Extracted data entries
* Begin *

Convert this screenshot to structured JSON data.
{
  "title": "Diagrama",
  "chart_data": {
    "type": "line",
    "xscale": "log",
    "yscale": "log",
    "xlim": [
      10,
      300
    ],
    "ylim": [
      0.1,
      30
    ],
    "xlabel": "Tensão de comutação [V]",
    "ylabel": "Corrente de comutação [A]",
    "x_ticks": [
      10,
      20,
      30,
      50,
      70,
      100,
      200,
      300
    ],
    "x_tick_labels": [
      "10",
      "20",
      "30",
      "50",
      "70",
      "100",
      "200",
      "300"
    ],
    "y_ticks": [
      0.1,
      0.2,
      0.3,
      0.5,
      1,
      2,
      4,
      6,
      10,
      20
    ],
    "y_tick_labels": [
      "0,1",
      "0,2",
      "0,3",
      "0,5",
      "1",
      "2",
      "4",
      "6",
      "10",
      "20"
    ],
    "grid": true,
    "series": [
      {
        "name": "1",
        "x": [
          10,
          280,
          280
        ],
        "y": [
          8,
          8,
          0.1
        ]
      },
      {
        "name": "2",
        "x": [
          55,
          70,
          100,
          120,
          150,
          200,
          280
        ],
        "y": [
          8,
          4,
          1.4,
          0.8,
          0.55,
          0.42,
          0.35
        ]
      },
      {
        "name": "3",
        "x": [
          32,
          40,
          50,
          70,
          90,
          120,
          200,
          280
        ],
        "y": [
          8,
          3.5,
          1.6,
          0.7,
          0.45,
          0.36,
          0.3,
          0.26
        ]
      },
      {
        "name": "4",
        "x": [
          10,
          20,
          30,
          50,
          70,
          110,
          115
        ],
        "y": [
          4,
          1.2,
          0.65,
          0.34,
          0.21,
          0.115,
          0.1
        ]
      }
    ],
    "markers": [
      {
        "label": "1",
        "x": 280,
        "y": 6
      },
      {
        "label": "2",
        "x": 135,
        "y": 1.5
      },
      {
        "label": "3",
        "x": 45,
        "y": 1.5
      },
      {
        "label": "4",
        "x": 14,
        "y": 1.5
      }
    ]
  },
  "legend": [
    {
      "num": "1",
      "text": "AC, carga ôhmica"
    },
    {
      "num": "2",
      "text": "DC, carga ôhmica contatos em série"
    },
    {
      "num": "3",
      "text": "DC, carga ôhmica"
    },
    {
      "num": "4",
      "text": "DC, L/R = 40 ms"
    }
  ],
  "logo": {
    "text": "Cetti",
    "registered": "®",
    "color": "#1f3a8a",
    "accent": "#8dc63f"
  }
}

* End *

§ EXERCISE REQUIREMENTS:
Using the material above, gather every line that includes "comutação".

§ THE SOLUTION:
    "xlabel": "Tensão de comutação [V]",
    "ylabel": "Corrente de comutação [A]",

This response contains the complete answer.